**What you are asked to do**
Return each line of the listing that contains the string "color".

[start of Items]

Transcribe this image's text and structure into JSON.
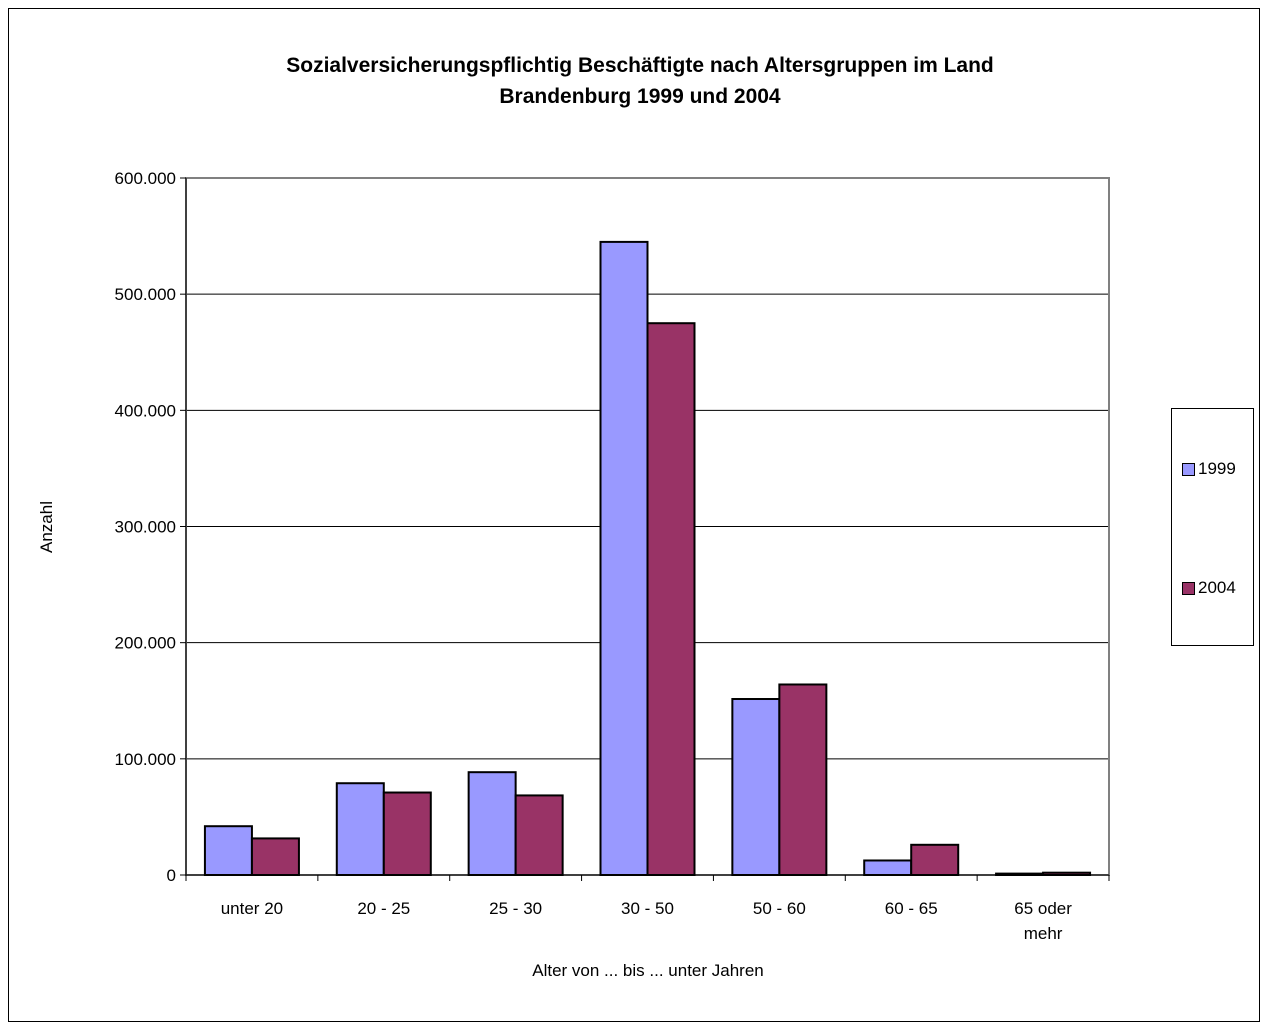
{
  "chart_data": {
    "type": "bar",
    "title": [
      "Sozialversicherungspflichtig Beschäftigte nach Altersgruppen im Land",
      "Brandenburg 1999 und 2004"
    ],
    "xlabel": "Alter von ... bis ... unter Jahren",
    "ylabel": "Anzahl",
    "ylim": [
      0,
      600000
    ],
    "yticks": [
      0,
      100000,
      200000,
      300000,
      400000,
      500000,
      600000
    ],
    "ytick_labels": [
      "0",
      "100.000",
      "200.000",
      "300.000",
      "400.000",
      "500.000",
      "600.000"
    ],
    "categories": [
      [
        "unter 20"
      ],
      [
        "20 - 25"
      ],
      [
        "25 - 30"
      ],
      [
        "30 - 50"
      ],
      [
        "50 - 60"
      ],
      [
        "60 - 65"
      ],
      [
        "65 oder",
        "mehr"
      ]
    ],
    "series": [
      {
        "name": "1999",
        "color": "#9999ff",
        "values": [
          42000,
          79000,
          88500,
          545000,
          151500,
          12500,
          1200
        ]
      },
      {
        "name": "2004",
        "color": "#993366",
        "values": [
          31500,
          71000,
          68500,
          475000,
          164000,
          26000,
          2000
        ]
      }
    ],
    "grid": true,
    "legend_position": "right"
  }
}
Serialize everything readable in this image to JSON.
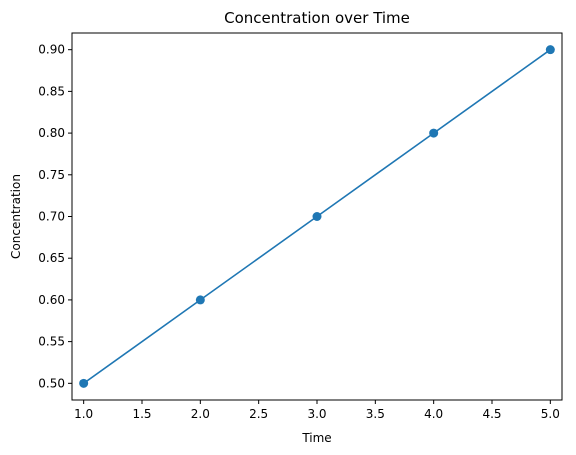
{
  "chart_data": {
    "type": "line",
    "title": "Concentration over Time",
    "xlabel": "Time",
    "ylabel": "Concentration",
    "x": [
      1.0,
      2.0,
      3.0,
      4.0,
      5.0
    ],
    "series": [
      {
        "values": [
          0.5,
          0.6,
          0.7,
          0.8,
          0.9
        ],
        "color": "#1f77b4",
        "marker": "circle"
      }
    ],
    "xlim": [
      0.9,
      5.1
    ],
    "ylim": [
      0.48,
      0.92
    ],
    "x_ticks": [
      1.0,
      1.5,
      2.0,
      2.5,
      3.0,
      3.5,
      4.0,
      4.5,
      5.0
    ],
    "x_tick_labels": [
      "1.0",
      "1.5",
      "2.0",
      "2.5",
      "3.0",
      "3.5",
      "4.0",
      "4.5",
      "5.0"
    ],
    "y_ticks": [
      0.5,
      0.55,
      0.6,
      0.65,
      0.7,
      0.75,
      0.8,
      0.85,
      0.9
    ],
    "y_tick_labels": [
      "0.50",
      "0.55",
      "0.60",
      "0.65",
      "0.70",
      "0.75",
      "0.80",
      "0.85",
      "0.90"
    ],
    "grid": false,
    "legend": "none"
  }
}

[end of Items]

**Answer**
        "color": "#9999ff",
        "color": "#993366",
        "color": "#1f77b4",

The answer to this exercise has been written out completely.